Recorded information »
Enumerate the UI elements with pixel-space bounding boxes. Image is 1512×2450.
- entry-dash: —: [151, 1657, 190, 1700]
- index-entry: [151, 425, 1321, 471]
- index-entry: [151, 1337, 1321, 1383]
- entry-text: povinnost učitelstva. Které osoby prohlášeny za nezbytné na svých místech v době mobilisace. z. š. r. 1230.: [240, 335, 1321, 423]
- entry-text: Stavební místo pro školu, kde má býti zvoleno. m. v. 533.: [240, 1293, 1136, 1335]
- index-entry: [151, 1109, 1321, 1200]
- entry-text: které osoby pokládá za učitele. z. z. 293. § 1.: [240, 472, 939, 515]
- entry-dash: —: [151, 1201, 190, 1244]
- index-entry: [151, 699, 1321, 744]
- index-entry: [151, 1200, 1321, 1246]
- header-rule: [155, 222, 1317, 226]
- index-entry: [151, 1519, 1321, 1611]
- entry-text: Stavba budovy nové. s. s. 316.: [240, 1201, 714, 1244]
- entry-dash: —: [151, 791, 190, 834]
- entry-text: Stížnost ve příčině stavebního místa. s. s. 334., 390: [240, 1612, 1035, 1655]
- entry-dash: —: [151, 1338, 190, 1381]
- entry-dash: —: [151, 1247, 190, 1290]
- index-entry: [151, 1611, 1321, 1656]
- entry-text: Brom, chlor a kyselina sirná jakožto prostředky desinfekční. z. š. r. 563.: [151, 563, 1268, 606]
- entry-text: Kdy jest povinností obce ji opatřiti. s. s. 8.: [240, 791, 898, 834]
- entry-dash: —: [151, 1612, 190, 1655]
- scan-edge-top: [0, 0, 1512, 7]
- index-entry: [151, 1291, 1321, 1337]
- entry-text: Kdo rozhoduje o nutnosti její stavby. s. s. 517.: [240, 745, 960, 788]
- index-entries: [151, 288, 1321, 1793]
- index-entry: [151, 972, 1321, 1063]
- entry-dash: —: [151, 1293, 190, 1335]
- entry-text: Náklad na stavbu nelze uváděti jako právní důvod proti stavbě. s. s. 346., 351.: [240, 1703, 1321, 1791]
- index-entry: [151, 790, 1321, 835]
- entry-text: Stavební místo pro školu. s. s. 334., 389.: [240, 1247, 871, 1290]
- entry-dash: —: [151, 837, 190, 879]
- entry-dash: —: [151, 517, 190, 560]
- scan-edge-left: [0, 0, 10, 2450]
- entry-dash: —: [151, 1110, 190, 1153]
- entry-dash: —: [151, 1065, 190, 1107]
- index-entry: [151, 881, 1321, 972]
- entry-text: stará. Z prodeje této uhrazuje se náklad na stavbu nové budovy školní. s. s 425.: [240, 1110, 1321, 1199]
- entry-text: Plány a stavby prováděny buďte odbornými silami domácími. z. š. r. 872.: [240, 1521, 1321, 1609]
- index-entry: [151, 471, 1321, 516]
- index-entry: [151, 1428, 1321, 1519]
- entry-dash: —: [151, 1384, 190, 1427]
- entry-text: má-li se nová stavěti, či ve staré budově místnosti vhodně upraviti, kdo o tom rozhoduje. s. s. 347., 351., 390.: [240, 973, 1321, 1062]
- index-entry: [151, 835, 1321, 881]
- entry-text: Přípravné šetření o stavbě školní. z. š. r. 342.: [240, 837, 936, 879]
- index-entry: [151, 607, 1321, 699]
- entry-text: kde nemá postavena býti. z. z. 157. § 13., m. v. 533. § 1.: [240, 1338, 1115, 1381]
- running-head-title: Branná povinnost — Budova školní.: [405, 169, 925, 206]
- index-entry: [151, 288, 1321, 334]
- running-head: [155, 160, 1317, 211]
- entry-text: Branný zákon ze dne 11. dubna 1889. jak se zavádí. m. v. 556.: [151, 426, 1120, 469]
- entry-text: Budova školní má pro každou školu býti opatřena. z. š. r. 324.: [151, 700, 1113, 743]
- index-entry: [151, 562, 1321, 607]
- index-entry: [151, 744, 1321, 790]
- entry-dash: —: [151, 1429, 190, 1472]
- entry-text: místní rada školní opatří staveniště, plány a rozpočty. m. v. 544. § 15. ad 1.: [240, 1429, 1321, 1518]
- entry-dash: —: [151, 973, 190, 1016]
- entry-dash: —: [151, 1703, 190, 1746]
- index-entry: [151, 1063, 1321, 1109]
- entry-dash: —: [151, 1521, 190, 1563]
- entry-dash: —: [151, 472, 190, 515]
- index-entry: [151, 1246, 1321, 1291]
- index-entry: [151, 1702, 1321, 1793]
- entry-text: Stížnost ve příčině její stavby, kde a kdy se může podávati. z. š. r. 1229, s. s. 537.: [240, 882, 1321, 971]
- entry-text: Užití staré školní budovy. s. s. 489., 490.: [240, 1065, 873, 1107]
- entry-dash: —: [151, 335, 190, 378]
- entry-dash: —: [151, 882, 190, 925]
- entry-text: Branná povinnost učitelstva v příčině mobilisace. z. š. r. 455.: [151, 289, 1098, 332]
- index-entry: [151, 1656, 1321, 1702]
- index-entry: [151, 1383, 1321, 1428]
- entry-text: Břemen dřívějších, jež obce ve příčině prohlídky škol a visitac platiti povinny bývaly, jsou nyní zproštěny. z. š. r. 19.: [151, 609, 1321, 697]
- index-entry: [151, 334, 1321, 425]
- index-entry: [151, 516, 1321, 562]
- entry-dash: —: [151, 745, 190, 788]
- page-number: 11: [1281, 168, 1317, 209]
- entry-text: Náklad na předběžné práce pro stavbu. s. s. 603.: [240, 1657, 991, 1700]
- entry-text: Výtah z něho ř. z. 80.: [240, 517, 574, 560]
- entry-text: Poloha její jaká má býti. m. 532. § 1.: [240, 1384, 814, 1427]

Problem »
Copy out the lines above without any change, covering the stretch from the first line through the line that contains "- entry-dash: —: [151, 1293, 190, 1335]".

Worked answer »
Enumerate the UI elements with pixel-space bounding boxes. Image is 1512×2450.
- entry-dash: —: [151, 1657, 190, 1700]
- index-entry: [151, 425, 1321, 471]
- index-entry: [151, 1337, 1321, 1383]
- entry-text: povinnost učitelstva. Které osoby prohlášeny za nezbytné na svých místech v době mobilisace. z. š. r. 1230.: [240, 335, 1321, 423]
- entry-text: Stavební místo pro školu, kde má býti zvoleno. m. v. 533.: [240, 1293, 1136, 1335]
- index-entry: [151, 1109, 1321, 1200]
- entry-text: které osoby pokládá za učitele. z. z. 293. § 1.: [240, 472, 939, 515]
- entry-dash: —: [151, 1201, 190, 1244]
- index-entry: [151, 699, 1321, 744]
- index-entry: [151, 1200, 1321, 1246]
- header-rule: [155, 222, 1317, 226]
- index-entry: [151, 1519, 1321, 1611]
- entry-text: Stavba budovy nové. s. s. 316.: [240, 1201, 714, 1244]
- entry-dash: —: [151, 791, 190, 834]
- entry-text: Stížnost ve příčině stavebního místa. s. s. 334., 390: [240, 1612, 1035, 1655]
- entry-dash: —: [151, 1338, 190, 1381]
- entry-dash: —: [151, 1247, 190, 1290]
- index-entry: [151, 1611, 1321, 1656]
- entry-text: Brom, chlor a kyselina sirná jakožto prostředky desinfekční. z. š. r. 563.: [151, 563, 1268, 606]
- entry-text: Kdy jest povinností obce ji opatřiti. s. s. 8.: [240, 791, 898, 834]
- entry-dash: —: [151, 1612, 190, 1655]
- scan-edge-top: [0, 0, 1512, 7]
- index-entry: [151, 1291, 1321, 1337]
- entry-text: Kdo rozhoduje o nutnosti její stavby. s. s. 517.: [240, 745, 960, 788]
- index-entries: [151, 288, 1321, 1793]
- index-entry: [151, 972, 1321, 1063]
- entry-dash: —: [151, 1293, 190, 1335]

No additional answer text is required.